[start Listed records]

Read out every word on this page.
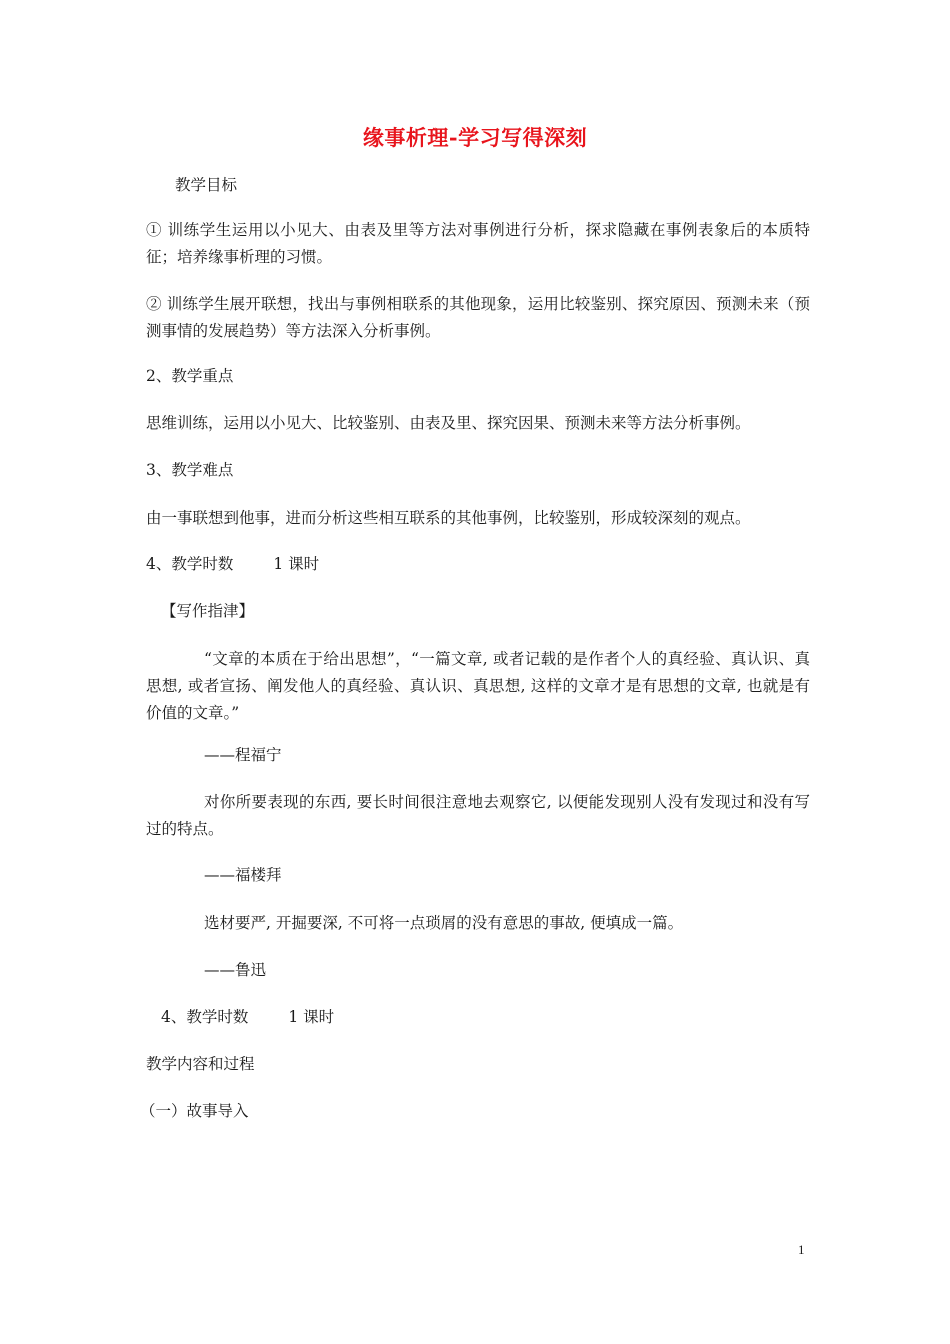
缘事析理-学习写得深刻
教学目标
① 训练学生运用以小见大、由表及里等方法对事例进行分析，探求隐藏在事例表象后的本质特征；培养缘事析理的习惯。
② 训练学生展开联想，找出与事例相联系的其他现象，运用比较鉴别、探究原因、预测未来（预测事情的发展趋势）等方法深入分析事例。
2、教学重点
思维训练，运用以小见大、比较鉴别、由表及里、探究因果、预测未来等方法分析事例。
3、教学难点
由一事联想到他事，进而分析这些相互联系的其他事例，比较鉴别，形成较深刻的观点。
4、教学时数	1 课时
【写作指津】
“文章的本质在于给出思想”，“一篇文章, 或者记载的是作者个人的真经验、真认识、真思想, 或者宣扬、阐发他人的真经验、真认识、真思想, 这样的文章才是有思想的文章, 也就是有价值的文章。”
——程福宁
对你所要表现的东西, 要长时间很注意地去观察它, 以便能发现别人没有发现过和没有写过的特点。
——福楼拜
选材要严, 开掘要深, 不可将一点琐屑的没有意思的事故, 便填成一篇。
——鲁迅
4、教学时数	1 课时
教学内容和过程
（一）故事导入
1
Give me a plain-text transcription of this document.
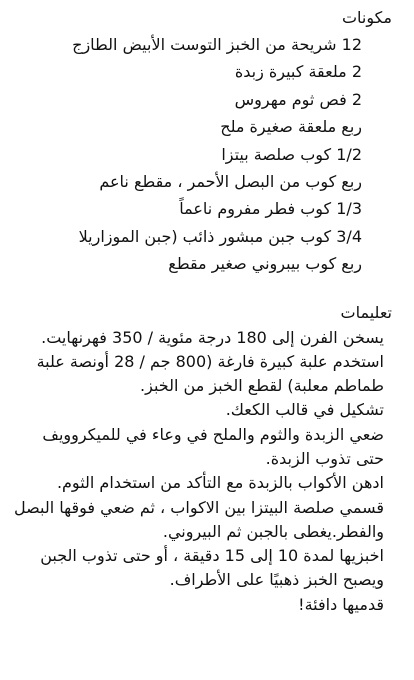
مكونات
12 شريحة من الخبز التوست الأبيض الطازج
2 ملعقة كبيرة زبدة
2 فص ثوم مهروس
ربع ملعقة صغيرة ملح
1/2 كوب صلصة بيتزا
ربع كوب من البصل الأحمر ، مقطع ناعم
1/3 كوب فطر مفروم ناعماً
3/4 كوب جبن مبشور ذائب (جبن الموزاريلا
ربع كوب بيبروني صغير مقطع
تعليمات
يسخن الفرن إلى 180 درجة مئوية / 350 فهرنهايت.
استخدم علبة كبيرة فارغة (800 جم / 28 أونصة علبة طماطم معلبة) لقطع الخبز من الخبز.
تشكيل في قالب الكعك.
ضعي الزبدة والثوم والملح في وعاء في للميكروويف حتى تذوب الزبدة.
ادهن الأكواب بالزبدة مع التأكد من استخدام الثوم.
قسمي صلصة البيتزا بين الاكواب ، ثم ضعي فوقها البصل والفطر.يغطى بالجبن ثم البيروني.
اخبزيها لمدة 10 إلى 15 دقيقة ، أو حتى تذوب الجبن ويصبح الخبز ذهبيًا على الأطراف.
قدميها دافئة!
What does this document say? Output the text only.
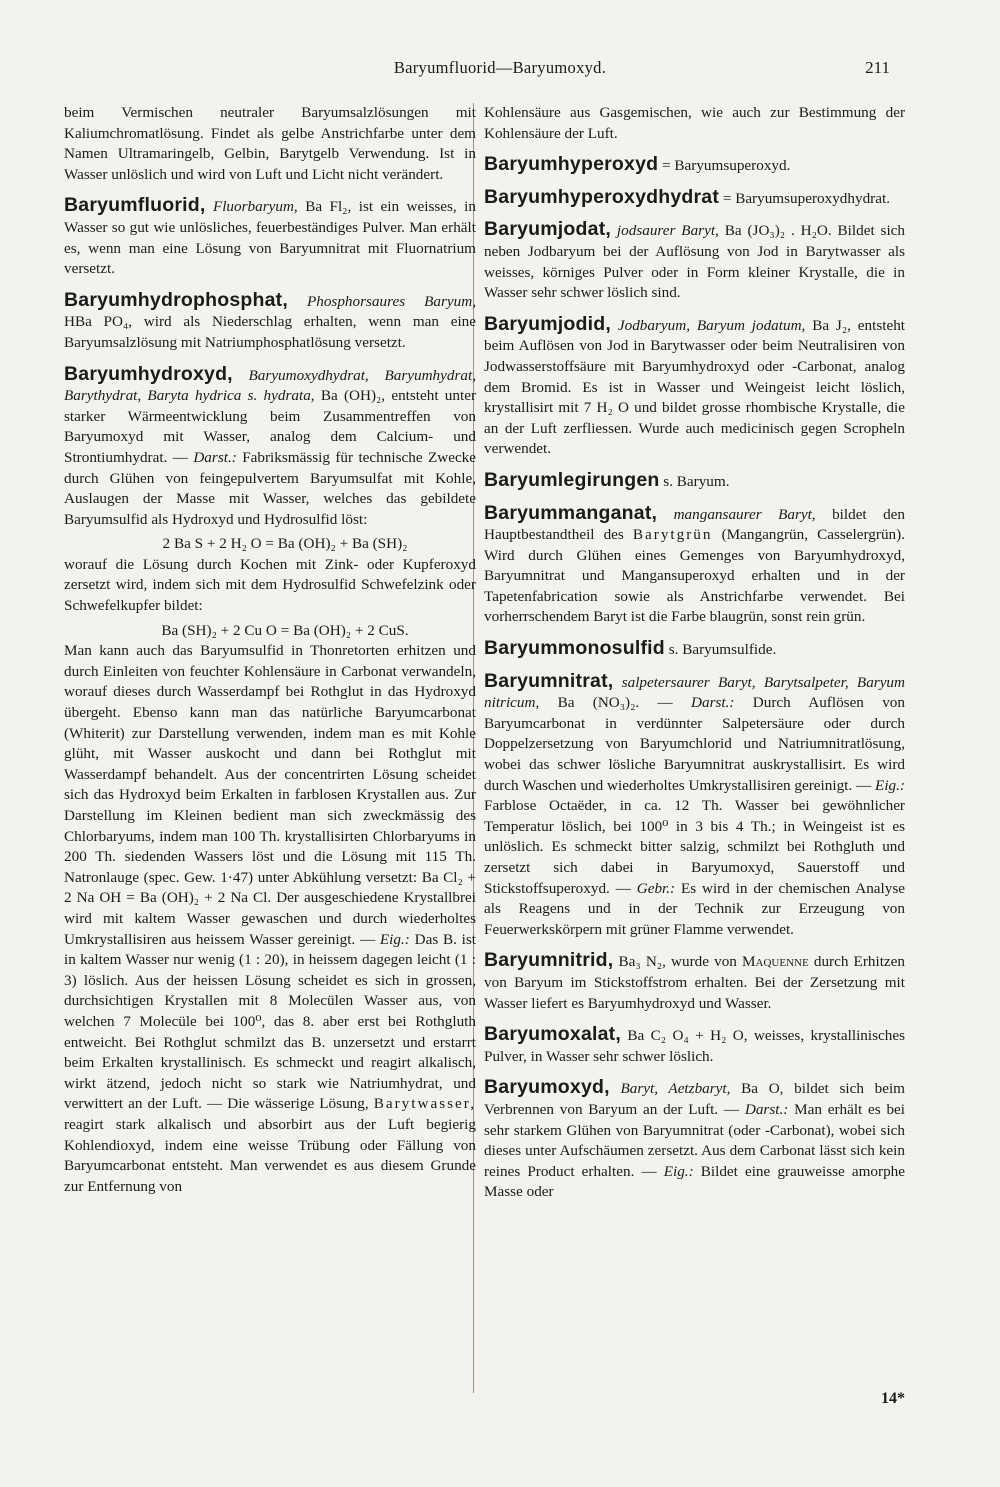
Baryumfluorid—Baryumoxyd.	211

beim Vermischen neutraler Baryumsalzlösungen mit Kaliumchromatlösung. Findet als gelbe Anstrichfarbe unter dem Namen Ultramaringelb, Gelbin, Barytgelb Verwendung. Ist in Wasser unlöslich und wird von Luft und Licht nicht verändert.

Baryumfluorid, Fluorbaryum, Ba Fl₂, ist ein weisses, in Wasser so gut wie unlösliches, feuerbeständiges Pulver. Man erhält es, wenn man eine Lösung von Baryumnitrat mit Fluornatrium versetzt.

Baryumhydrophosphat, Phosphorsaures Baryum, HBa PO₄, wird als Niederschlag erhalten, wenn man eine Baryumsalzlösung mit Natriumphosphatlösung versetzt.

Baryumhydroxyd, Baryumoxydhydrat, Baryumhydrat, Barythydrat, Baryta hydrica s. hydrata, Ba (OH)₂, entsteht unter starker Wärmeentwicklung beim Zusammentreffen von Baryumoxyd mit Wasser, analog dem Calcium- und Strontiumhydrat. — Darst.: Fabriksmässig für technische Zwecke durch Glühen von feingepulvertem Baryumsulfat mit Kohle, Auslaugen der Masse mit Wasser, welches das gebildete Baryumsulfid als Hydroxyd und Hydrosulfid löst:

2 Ba S + 2 H₂ O = Ba (OH)₂ + Ba (SH)₂

worauf die Lösung durch Kochen mit Zink- oder Kupferoxyd zersetzt wird, indem sich mit dem Hydrosulfid Schwefelzink oder Schwefelkupfer bildet:

Ba (SH)₂ + 2 Cu O = Ba (OH)₂ + 2 CuS.

Man kann auch das Baryumsulfid in Thonretorten erhitzen und durch Einleiten von feuchter Kohlensäure in Carbonat verwandeln, worauf dieses durch Wasserdampf bei Rothglut in das Hydroxyd übergeht. Ebenso kann man das natürliche Baryumcarbonat (Whiterit) zur Darstellung verwenden, indem man es mit Kohle glüht, mit Wasser auskocht und dann bei Rothglut mit Wasserdampf behandelt. Aus der concentrirten Lösung scheidet sich das Hydroxyd beim Erkalten in farblosen Krystallen aus. Zur Darstellung im Kleinen bedient man sich zweckmässig des Chlorbaryums, indem man 100 Th. krystallisirten Chlorbaryums in 200 Th. siedenden Wassers löst und die Lösung mit 115 Th. Natronlauge (spec. Gew. 1·47) unter Abkühlung versetzt: Ba Cl₂ + 2 Na OH = Ba (OH)₂ + 2 Na Cl. Der ausgeschiedene Krystallbrei wird mit kaltem Wasser gewaschen und durch wiederholtes Umkrystallisiren aus heissem Wasser gereinigt. — Eig.: Das B. ist in kaltem Wasser nur wenig (1 : 20), in heissem dagegen leicht (1 : 3) löslich. Aus der heissen Lösung scheidet es sich in grossen, durchsichtigen Krystallen mit 8 Molecülen Wasser aus, von welchen 7 Molecüle bei 100⁰, das 8. aber erst bei Rothgluth entweicht. Bei Rothglut schmilzt das B. unzersetzt und erstarrt beim Erkalten krystallinisch. Es schmeckt und reagirt alkalisch, wirkt ätzend, jedoch nicht so stark wie Natriumhydrat, und verwittert an der Luft. — Die wässerige Lösung, Barytwasser, reagirt stark alkalisch und absorbirt aus der Luft begierig Kohlendioxyd, indem eine weisse Trübung oder Fällung von Baryumcarbonat entsteht. Man verwendet es aus diesem Grunde zur Entfernung von

Kohlensäure aus Gasgemischen, wie auch zur Bestimmung der Kohlensäure der Luft.

Baryumhyperoxyd = Baryumsuperoxyd.

Baryumhyperoxydhydrat = Baryumsuperoxydhydrat.

Baryumjodat, jodsaurer Baryt, Ba (JO₃)₂ . H₂O. Bildet sich neben Jodbaryum bei der Auflösung von Jod in Barytwasser als weisses, körniges Pulver oder in Form kleiner Krystalle, die in Wasser sehr schwer löslich sind.

Baryumjodid, Jodbaryum, Baryum jodatum, Ba J₂, entsteht beim Auflösen von Jod in Barytwasser oder beim Neutralisiren von Jodwasserstoffsäure mit Baryumhydroxyd oder -Carbonat, analog dem Bromid. Es ist in Wasser und Weingeist leicht löslich, krystallisirt mit 7 H₂ O und bildet grosse rhombische Krystalle, die an der Luft zerfliessen. Wurde auch medicinisch gegen Scropheln verwendet.

Baryumlegirungen s. Baryum.

Baryummanganat, mangansaurer Baryt, bildet den Hauptbestandtheil des Barytgrün (Mangangrün, Casselergrün). Wird durch Glühen eines Gemenges von Baryumhydroxyd, Baryumnitrat und Mangansuperoxyd erhalten und in der Tapetenfabrication sowie als Anstrichfarbe verwendet. Bei vorherrschendem Baryt ist die Farbe blaugrün, sonst rein grün.

Baryummonosulfid s. Baryumsulfide.

Baryumnitrat, salpetersaurer Baryt, Barytsalpeter, Baryum nitricum, Ba (NO₃)₂. — Darst.: Durch Auflösen von Baryumcarbonat in verdünnter Salpetersäure oder durch Doppelzersetzung von Baryumchlorid und Natriumnitratlösung, wobei das schwer lösliche Baryumnitrat auskrystallisirt. Es wird durch Waschen und wiederholtes Umkrystallisiren gereinigt. — Eig.: Farblose Octaëder, in ca. 12 Th. Wasser bei gewöhnlicher Temperatur löslich, bei 100⁰ in 3 bis 4 Th.; in Weingeist ist es unlöslich. Es schmeckt bitter salzig, schmilzt bei Rothgluth und zersetzt sich dabei in Baryumoxyd, Sauerstoff und Stickstoffsuperoxyd. — Gebr.: Es wird in der chemischen Analyse als Reagens und in der Technik zur Erzeugung von Feuerwerkskörpern mit grüner Flamme verwendet.

Baryumnitrid, Ba₃ N₂, wurde von Maquenne durch Erhitzen von Baryum im Stickstoffstrom erhalten. Bei der Zersetzung mit Wasser liefert es Baryumhydroxyd und Wasser.

Baryumoxalat, Ba C₂ O₄ + H₂ O, weisses, krystallinisches Pulver, in Wasser sehr schwer löslich.

Baryumoxyd, Baryt, Aetzbaryt, Ba O, bildet sich beim Verbrennen von Baryum an der Luft. — Darst.: Man erhält es bei sehr starkem Glühen von Baryumnitrat (oder -Carbonat), wobei sich dieses unter Aufschäumen zersetzt. Aus dem Carbonat lässt sich kein reines Product erhalten. — Eig.: Bildet eine grauweisse amorphe Masse oder

14*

[end Listed records]

• Direction
Return every line containing "صلصة".

• Worked answer
1/2 كوب صلصة بيتزا
قسمي صلصة البيتزا بين الاكواب ، ثم ضعي فوقها البصل والفطر.يغطى بالجبن ثم البيروني.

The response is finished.